### INSTRUCTION
Track down each line that has the word "verified" and copy it.

### DATA FOR THIS TASK
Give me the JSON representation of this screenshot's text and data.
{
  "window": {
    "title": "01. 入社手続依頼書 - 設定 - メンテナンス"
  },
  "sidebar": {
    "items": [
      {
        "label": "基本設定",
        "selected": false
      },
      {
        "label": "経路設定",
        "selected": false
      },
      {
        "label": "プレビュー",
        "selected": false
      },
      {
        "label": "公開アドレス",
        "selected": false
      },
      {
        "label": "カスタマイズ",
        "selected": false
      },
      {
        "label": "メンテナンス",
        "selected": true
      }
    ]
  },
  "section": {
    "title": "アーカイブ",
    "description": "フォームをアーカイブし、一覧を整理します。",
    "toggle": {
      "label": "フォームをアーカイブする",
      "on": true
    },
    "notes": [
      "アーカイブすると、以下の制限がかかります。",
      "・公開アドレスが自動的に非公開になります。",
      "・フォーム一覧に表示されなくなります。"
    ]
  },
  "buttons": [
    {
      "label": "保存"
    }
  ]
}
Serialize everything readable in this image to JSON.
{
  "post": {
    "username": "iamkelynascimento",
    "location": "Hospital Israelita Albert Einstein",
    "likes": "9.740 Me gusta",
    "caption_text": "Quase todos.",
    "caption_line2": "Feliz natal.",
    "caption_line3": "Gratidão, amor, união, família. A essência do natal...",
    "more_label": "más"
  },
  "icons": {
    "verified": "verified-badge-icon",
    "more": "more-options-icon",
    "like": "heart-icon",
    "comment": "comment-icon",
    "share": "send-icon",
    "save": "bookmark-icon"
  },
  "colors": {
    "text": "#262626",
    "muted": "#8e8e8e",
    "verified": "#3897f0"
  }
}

### SOLUTION TO THIS PROBLEM
    "verified": "verified-badge-icon",
    "verified": "#3897f0"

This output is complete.